§ **Extracted records**:
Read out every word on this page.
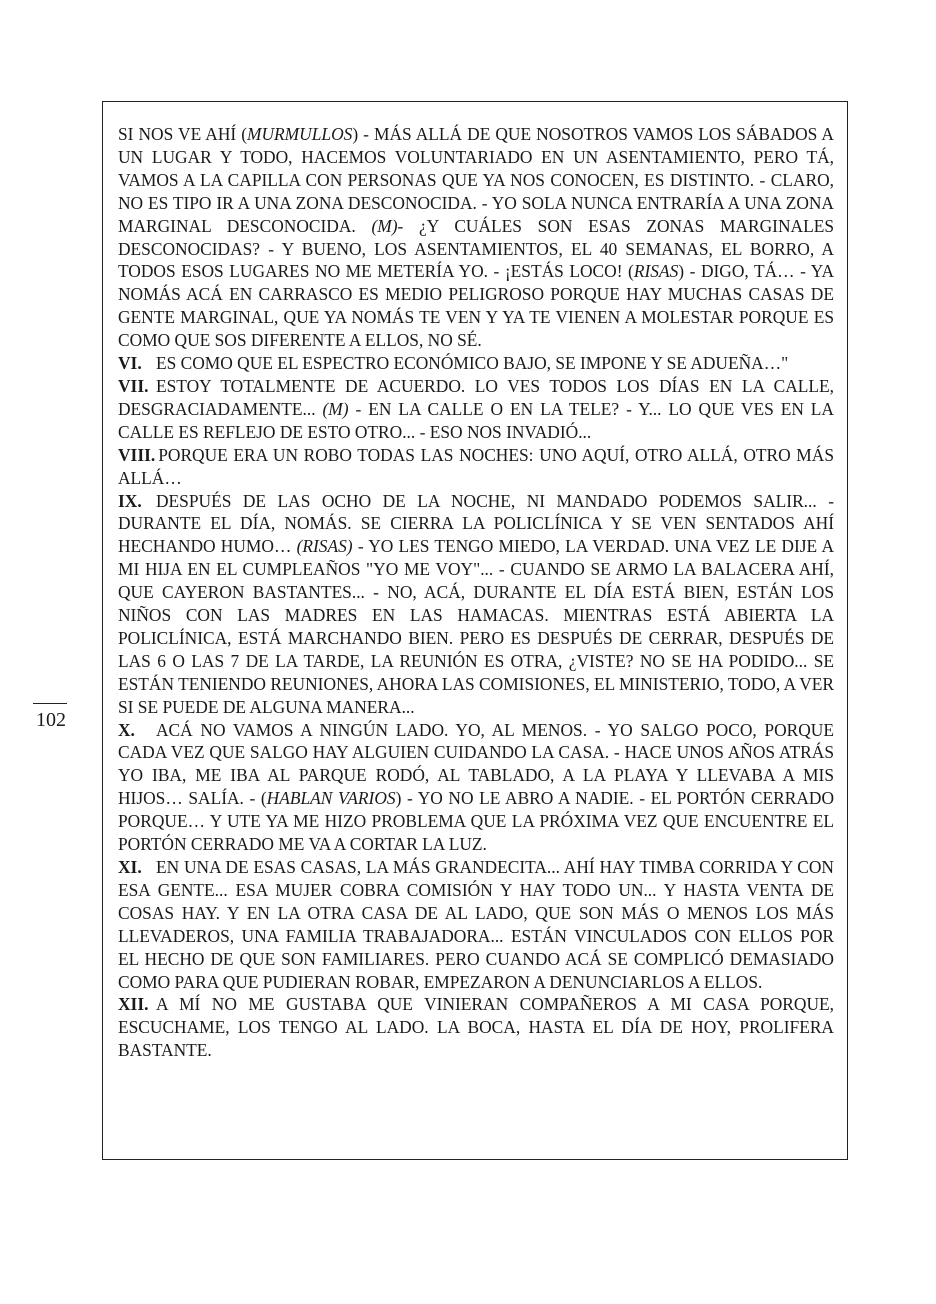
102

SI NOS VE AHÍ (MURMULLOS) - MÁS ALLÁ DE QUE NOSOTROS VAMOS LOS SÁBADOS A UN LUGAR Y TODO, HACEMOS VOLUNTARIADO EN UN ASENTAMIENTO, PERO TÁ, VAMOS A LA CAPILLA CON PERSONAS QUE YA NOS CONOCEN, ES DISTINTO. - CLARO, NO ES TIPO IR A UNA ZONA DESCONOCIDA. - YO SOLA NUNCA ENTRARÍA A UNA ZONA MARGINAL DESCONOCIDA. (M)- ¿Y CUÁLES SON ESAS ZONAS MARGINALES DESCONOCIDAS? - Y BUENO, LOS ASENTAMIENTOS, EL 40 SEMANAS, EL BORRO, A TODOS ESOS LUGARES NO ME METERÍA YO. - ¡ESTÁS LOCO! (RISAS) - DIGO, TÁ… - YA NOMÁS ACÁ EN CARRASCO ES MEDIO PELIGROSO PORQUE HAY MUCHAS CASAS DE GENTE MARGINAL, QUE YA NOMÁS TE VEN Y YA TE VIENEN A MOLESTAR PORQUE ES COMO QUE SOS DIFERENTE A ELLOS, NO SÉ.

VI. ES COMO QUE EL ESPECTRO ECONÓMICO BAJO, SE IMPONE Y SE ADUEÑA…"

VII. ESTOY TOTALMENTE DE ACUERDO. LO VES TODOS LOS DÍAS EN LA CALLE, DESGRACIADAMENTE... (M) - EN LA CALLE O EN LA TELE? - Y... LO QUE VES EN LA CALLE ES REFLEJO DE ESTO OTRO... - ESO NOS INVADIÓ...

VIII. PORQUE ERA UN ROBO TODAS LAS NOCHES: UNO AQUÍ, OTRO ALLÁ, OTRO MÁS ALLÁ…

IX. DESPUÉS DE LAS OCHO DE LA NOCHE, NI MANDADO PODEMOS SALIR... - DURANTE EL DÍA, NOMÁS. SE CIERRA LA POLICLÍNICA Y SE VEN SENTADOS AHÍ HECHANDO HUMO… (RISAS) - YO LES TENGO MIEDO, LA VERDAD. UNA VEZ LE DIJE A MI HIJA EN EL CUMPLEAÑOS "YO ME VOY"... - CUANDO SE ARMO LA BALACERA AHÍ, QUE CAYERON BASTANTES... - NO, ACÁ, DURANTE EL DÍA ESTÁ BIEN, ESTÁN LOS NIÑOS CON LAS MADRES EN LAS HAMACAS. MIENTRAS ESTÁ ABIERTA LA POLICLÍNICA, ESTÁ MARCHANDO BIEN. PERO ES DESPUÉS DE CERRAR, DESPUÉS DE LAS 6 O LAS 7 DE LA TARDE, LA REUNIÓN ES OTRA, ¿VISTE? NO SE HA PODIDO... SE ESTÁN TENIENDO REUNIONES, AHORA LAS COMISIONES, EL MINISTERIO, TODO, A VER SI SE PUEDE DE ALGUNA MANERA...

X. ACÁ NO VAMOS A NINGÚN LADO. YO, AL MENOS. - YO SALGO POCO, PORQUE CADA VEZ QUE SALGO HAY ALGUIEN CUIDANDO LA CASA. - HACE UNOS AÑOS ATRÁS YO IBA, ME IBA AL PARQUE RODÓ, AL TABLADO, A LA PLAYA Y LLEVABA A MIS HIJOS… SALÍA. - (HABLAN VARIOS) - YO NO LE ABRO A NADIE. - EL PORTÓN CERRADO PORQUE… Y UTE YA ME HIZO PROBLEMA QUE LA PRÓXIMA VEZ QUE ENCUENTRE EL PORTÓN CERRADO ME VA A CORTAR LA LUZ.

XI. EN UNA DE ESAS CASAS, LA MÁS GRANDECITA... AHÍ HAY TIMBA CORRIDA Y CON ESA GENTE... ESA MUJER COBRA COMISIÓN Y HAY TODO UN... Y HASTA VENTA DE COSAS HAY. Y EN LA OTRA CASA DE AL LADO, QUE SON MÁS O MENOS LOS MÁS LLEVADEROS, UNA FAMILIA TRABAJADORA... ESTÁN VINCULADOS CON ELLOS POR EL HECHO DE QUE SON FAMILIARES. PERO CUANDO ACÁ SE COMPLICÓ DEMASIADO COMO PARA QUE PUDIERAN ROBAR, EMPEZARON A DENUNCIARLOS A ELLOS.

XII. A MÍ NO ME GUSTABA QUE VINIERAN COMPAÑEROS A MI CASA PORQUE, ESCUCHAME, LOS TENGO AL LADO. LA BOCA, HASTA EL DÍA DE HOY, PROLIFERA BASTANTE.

§ **Written exercise**: Reproduce all the records verbatim, excluding images.

§ **Answer below**:
Read out every word on this page.
102

SI NOS VE AHÍ (MURMULLOS) - MÁS ALLÁ DE QUE NOSOTROS VAMOS LOS SÁBADOS A UN LUGAR Y TODO, HACEMOS VOLUNTARIADO EN UN ASENTAMIENTO, PERO TÁ, VAMOS A LA CAPILLA CON PERSONAS QUE YA NOS CONOCEN, ES DISTINTO. - CLARO, NO ES TIPO IR A UNA ZONA DESCONOCIDA. - YO SOLA NUNCA ENTRARÍA A UNA ZONA MARGINAL DESCONOCIDA. (M)- ¿Y CUÁLES SON ESAS ZONAS MARGINALES DESCONOCIDAS? - Y BUENO, LOS ASENTAMIENTOS, EL 40 SEMANAS, EL BORRO, A TODOS ESOS LUGARES NO ME METERÍA YO. - ¡ESTÁS LOCO! (RISAS) - DIGO, TÁ… - YA NOMÁS ACÁ EN CARRASCO ES MEDIO PELIGROSO PORQUE HAY MUCHAS CASAS DE GENTE MARGINAL, QUE YA NOMÁS TE VEN Y YA TE VIENEN A MOLESTAR PORQUE ES COMO QUE SOS DIFERENTE A ELLOS, NO SÉ.

VI. ES COMO QUE EL ESPECTRO ECONÓMICO BAJO, SE IMPONE Y SE ADUEÑA…"

VII. ESTOY TOTALMENTE DE ACUERDO. LO VES TODOS LOS DÍAS EN LA CALLE, DESGRACIADAMENTE... (M) - EN LA CALLE O EN LA TELE? - Y... LO QUE VES EN LA CALLE ES REFLEJO DE ESTO OTRO... - ESO NOS INVADIÓ...

VIII. PORQUE ERA UN ROBO TODAS LAS NOCHES: UNO AQUÍ, OTRO ALLÁ, OTRO MÁS ALLÁ…

IX. DESPUÉS DE LAS OCHO DE LA NOCHE, NI MANDADO PODEMOS SALIR... - DURANTE EL DÍA, NOMÁS. SE CIERRA LA POLICLÍNICA Y SE VEN SENTADOS AHÍ HECHANDO HUMO… (RISAS) - YO LES TENGO MIEDO, LA VERDAD. UNA VEZ LE DIJE A MI HIJA EN EL CUMPLEAÑOS "YO ME VOY"... - CUANDO SE ARMO LA BALACERA AHÍ, QUE CAYERON BASTANTES... - NO, ACÁ, DURANTE EL DÍA ESTÁ BIEN, ESTÁN LOS NIÑOS CON LAS MADRES EN LAS HAMACAS. MIENTRAS ESTÁ ABIERTA LA POLICLÍNICA, ESTÁ MARCHANDO BIEN. PERO ES DESPUÉS DE CERRAR, DESPUÉS DE LAS 6 O LAS 7 DE LA TARDE, LA REUNIÓN ES OTRA, ¿VISTE? NO SE HA PODIDO... SE ESTÁN TENIENDO REUNIONES, AHORA LAS COMISIONES, EL MINISTERIO, TODO, A VER SI SE PUEDE DE ALGUNA MANERA...

X. ACÁ NO VAMOS A NINGÚN LADO. YO, AL MENOS. - YO SALGO POCO, PORQUE CADA VEZ QUE SALGO HAY ALGUIEN CUIDANDO LA CASA. - HACE UNOS AÑOS ATRÁS YO IBA, ME IBA AL PARQUE RODÓ, AL TABLADO, A LA PLAYA Y LLEVABA A MIS HIJOS… SALÍA. - (HABLAN VARIOS) - YO NO LE ABRO A NADIE. - EL PORTÓN CERRADO PORQUE… Y UTE YA ME HIZO PROBLEMA QUE LA PRÓXIMA VEZ QUE ENCUENTRE EL PORTÓN CERRADO ME VA A CORTAR LA LUZ.

XI. EN UNA DE ESAS CASAS, LA MÁS GRANDECITA... AHÍ HAY TIMBA CORRIDA Y CON ESA GENTE... ESA MUJER COBRA COMISIÓN Y HAY TODO UN... Y HASTA VENTA DE COSAS HAY. Y EN LA OTRA CASA DE AL LADO, QUE SON MÁS O MENOS LOS MÁS LLEVADEROS, UNA FAMILIA TRABAJADORA... ESTÁN VINCULADOS CON ELLOS POR EL HECHO DE QUE SON FAMILIARES. PERO CUANDO ACÁ SE COMPLICÓ DEMASIADO COMO PARA QUE PUDIERAN ROBAR, EMPEZARON A DENUNCIARLOS A ELLOS.

XII. A MÍ NO ME GUSTABA QUE VINIERAN COMPAÑEROS A MI CASA PORQUE, ESCUCHAME, LOS TENGO AL LADO. LA BOCA, HASTA EL DÍA DE HOY, PROLIFERA BASTANTE.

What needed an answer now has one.